Lift every line from the entries that includes the word "light".
***
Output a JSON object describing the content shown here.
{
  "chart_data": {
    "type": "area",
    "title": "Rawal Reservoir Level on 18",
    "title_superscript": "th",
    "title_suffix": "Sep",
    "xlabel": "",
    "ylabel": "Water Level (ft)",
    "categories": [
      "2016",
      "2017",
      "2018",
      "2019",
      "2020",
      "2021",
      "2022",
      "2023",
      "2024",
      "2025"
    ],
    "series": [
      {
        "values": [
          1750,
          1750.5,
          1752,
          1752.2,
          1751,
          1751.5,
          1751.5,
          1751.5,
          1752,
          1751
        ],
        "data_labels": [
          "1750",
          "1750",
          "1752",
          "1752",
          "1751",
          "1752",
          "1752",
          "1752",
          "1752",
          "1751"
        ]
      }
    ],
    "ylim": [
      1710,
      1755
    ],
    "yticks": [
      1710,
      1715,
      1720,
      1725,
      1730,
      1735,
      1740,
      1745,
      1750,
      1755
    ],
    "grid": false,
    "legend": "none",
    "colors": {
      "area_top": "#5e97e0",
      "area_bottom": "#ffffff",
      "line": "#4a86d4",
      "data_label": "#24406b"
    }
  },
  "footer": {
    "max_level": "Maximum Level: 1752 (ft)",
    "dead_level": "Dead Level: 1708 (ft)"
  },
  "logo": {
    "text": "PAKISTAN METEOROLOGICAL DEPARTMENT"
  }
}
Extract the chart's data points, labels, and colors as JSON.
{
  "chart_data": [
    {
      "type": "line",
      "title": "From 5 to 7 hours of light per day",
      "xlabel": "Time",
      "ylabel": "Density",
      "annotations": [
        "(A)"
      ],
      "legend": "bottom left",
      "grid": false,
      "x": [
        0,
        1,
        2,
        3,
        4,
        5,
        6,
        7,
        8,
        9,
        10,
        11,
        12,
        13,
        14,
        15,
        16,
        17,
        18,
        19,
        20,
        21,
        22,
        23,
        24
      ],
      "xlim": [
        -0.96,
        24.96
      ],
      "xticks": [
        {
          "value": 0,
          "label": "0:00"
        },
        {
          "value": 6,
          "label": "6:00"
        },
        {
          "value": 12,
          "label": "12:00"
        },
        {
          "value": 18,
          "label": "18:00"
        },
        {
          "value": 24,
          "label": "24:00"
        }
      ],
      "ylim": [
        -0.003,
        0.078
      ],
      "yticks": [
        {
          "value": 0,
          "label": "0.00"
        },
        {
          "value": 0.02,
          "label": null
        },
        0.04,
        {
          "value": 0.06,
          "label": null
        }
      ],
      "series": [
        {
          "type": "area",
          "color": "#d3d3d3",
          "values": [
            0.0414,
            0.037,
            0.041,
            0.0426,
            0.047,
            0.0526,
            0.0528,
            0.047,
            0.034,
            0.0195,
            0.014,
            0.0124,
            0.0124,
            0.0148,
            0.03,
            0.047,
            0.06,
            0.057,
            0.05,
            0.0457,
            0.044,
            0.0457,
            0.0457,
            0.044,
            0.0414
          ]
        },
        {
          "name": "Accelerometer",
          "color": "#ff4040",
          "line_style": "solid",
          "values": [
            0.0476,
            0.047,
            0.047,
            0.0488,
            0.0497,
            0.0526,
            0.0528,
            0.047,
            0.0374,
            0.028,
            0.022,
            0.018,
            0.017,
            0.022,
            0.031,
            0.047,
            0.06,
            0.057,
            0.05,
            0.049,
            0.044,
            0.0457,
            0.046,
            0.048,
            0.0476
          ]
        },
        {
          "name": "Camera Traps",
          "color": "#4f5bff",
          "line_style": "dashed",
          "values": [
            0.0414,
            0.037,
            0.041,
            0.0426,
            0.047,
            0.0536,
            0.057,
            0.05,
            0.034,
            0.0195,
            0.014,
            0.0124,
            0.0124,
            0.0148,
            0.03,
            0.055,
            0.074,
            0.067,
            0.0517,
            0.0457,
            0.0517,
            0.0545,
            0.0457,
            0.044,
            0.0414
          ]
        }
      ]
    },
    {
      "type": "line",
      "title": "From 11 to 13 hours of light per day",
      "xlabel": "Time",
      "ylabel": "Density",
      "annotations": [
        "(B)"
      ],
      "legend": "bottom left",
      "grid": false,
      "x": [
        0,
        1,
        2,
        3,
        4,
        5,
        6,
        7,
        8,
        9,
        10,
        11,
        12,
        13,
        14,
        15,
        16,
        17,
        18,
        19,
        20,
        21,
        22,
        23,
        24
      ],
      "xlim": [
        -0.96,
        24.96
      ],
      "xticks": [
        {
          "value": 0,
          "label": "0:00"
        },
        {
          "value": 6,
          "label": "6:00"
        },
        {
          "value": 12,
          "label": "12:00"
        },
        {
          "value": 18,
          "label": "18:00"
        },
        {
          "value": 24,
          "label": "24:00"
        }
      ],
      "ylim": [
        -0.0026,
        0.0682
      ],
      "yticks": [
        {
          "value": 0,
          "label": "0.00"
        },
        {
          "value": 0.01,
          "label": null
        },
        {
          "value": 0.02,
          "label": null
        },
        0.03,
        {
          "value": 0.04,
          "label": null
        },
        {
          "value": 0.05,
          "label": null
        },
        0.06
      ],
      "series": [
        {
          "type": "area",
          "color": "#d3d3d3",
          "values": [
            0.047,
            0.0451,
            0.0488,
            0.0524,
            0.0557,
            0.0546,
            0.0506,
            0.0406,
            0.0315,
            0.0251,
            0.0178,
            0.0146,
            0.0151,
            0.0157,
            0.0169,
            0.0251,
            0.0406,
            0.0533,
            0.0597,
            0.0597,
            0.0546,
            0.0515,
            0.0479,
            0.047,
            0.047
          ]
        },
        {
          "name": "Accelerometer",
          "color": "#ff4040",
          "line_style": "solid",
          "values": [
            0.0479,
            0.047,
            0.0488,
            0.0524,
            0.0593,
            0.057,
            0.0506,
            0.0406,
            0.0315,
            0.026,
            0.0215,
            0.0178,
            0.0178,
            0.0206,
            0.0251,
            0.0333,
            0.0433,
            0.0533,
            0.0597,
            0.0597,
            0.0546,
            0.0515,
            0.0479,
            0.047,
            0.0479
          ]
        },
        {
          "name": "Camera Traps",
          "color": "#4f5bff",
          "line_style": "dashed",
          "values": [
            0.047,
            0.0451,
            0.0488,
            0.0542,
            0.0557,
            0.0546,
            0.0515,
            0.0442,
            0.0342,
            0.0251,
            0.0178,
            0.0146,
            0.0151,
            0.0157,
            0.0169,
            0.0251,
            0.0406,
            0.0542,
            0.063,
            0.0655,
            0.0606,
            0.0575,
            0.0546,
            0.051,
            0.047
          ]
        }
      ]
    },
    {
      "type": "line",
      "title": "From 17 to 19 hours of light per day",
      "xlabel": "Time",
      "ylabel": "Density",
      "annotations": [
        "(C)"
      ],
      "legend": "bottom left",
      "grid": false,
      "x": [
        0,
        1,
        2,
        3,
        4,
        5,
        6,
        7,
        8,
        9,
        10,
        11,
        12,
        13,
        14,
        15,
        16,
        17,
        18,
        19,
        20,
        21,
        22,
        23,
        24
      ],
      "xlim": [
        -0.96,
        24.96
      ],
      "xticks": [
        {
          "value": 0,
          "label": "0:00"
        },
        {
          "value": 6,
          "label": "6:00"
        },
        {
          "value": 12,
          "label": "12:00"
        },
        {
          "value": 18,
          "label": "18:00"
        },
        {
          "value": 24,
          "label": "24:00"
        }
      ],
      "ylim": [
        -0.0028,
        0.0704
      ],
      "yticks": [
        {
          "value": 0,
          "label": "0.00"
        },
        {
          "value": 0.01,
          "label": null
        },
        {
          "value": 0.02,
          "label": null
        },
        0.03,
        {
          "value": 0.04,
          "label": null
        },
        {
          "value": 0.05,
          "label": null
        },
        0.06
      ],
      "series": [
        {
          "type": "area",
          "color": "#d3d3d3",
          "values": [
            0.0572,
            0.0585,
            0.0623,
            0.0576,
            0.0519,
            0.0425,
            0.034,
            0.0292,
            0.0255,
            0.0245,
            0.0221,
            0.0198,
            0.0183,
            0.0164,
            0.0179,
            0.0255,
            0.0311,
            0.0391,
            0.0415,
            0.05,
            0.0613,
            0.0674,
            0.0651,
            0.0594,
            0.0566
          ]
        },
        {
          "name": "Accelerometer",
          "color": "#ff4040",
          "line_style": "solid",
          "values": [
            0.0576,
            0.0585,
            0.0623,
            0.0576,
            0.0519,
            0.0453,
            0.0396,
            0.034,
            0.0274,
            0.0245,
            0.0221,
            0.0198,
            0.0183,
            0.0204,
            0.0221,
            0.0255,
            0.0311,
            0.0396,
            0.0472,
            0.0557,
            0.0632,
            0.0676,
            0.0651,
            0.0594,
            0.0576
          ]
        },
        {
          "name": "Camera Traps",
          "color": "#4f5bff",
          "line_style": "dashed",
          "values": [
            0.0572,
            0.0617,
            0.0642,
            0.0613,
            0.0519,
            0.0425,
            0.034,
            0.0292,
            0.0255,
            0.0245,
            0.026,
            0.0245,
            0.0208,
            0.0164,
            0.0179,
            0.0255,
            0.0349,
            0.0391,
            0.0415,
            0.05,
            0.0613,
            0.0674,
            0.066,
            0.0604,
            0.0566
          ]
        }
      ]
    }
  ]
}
***
SOLUTION TO THE EXERCISE:
      "title": "From 5 to 7 hours of light per day",
      "title": "From 11 to 13 hours of light per day",
      "title": "From 17 to 19 hours of light per day",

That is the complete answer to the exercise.